**Exercise:**
Identify each row below that contains the string "LogME", and copy every such row in full.

═════ The records ═════

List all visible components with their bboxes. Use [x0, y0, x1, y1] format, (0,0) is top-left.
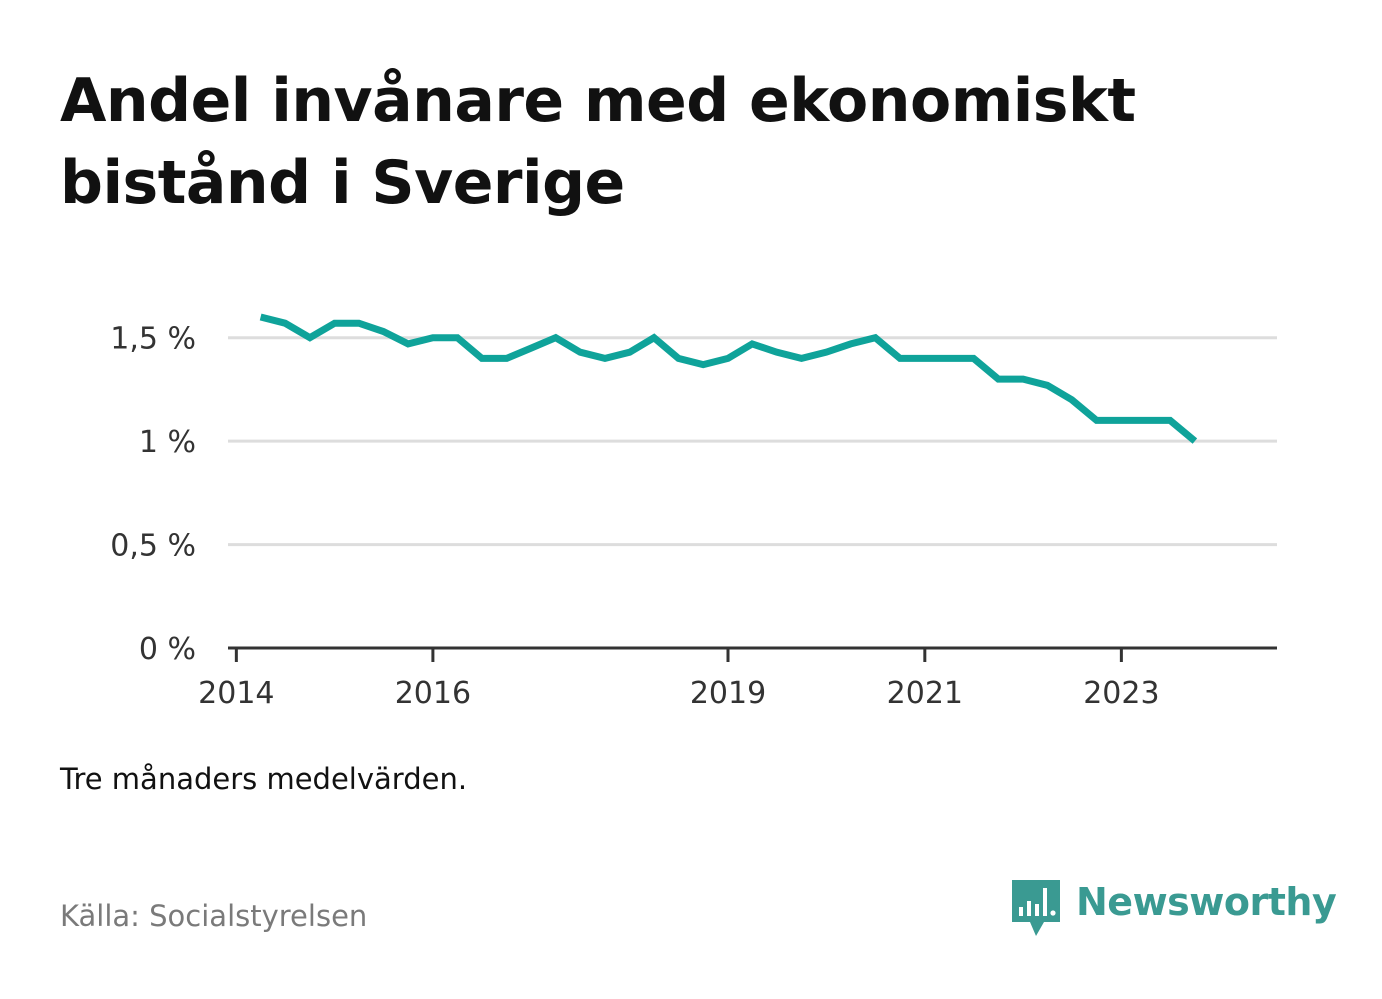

═════
═════ The records ═════

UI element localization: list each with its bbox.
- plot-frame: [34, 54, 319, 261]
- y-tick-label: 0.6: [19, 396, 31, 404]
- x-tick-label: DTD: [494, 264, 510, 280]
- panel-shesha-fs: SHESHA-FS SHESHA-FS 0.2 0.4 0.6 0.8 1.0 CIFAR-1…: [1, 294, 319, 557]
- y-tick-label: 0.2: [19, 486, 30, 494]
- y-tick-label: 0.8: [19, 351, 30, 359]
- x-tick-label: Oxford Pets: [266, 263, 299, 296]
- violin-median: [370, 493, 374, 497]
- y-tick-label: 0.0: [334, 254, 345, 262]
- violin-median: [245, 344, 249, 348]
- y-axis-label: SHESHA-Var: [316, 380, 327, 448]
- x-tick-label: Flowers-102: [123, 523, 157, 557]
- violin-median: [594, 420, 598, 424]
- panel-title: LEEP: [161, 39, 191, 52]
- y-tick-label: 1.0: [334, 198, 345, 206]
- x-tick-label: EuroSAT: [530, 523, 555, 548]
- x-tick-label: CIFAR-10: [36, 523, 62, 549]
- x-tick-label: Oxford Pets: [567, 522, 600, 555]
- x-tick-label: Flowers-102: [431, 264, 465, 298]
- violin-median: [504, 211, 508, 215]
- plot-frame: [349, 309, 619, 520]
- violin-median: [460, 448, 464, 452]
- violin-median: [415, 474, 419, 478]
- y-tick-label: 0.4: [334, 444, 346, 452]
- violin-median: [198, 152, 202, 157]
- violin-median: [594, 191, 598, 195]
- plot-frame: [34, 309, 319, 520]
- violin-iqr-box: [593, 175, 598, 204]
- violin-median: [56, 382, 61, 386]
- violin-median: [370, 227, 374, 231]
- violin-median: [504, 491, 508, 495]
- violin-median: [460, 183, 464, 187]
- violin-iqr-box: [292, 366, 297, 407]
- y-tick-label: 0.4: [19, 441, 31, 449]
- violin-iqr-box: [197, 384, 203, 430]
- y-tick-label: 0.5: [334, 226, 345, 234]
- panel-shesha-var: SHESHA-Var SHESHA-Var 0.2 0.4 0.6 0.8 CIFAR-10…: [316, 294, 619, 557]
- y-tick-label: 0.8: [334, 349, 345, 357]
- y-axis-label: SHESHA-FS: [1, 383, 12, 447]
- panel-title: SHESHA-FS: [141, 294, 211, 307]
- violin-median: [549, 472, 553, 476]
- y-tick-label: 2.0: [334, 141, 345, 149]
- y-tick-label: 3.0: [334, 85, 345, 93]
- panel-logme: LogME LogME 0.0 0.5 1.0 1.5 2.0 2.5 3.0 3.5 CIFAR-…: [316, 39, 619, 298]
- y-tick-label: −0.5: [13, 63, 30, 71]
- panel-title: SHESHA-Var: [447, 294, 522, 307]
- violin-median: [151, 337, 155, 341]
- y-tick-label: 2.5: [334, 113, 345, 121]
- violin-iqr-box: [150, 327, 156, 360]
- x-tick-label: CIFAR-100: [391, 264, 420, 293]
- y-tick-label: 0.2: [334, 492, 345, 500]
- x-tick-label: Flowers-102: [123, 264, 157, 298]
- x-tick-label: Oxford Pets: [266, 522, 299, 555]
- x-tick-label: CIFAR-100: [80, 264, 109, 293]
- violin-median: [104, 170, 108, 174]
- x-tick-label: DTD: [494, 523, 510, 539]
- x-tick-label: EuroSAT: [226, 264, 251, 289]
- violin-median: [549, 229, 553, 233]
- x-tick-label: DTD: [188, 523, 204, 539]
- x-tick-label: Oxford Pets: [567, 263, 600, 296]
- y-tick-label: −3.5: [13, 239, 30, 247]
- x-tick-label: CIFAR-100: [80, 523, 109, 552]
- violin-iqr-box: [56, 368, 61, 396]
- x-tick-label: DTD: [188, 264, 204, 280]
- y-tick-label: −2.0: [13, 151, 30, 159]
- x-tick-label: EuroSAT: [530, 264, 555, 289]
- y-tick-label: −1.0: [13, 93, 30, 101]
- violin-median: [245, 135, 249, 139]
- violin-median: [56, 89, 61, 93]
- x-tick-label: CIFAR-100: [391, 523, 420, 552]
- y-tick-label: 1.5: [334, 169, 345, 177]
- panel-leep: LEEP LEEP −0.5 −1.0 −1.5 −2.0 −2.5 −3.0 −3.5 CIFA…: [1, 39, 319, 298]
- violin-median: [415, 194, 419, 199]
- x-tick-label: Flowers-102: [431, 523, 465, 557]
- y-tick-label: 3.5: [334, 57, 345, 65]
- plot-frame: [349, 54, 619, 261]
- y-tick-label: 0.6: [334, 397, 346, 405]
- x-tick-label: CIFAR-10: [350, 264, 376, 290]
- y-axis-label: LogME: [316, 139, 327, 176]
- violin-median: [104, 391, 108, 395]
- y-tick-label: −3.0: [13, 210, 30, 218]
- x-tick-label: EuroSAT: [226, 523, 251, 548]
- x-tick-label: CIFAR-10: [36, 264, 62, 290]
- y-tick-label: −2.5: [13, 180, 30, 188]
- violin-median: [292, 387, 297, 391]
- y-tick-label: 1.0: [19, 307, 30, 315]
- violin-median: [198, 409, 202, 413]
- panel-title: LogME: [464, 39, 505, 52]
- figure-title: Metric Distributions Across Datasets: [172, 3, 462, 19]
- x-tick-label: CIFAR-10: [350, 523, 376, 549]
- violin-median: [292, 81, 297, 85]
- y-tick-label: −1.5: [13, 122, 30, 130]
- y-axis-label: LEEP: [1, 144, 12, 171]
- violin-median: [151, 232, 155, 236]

═════

**Result of the task:**
- panel-logme: LogME LogME 0.0 0.5 1.0 1.5 2.0 2.5 3.0 3.5 CIFAR-…: [316, 39, 619, 298]
- y-axis-label: LogME: [316, 139, 327, 176]
- panel-title: LogME: [464, 39, 505, 52]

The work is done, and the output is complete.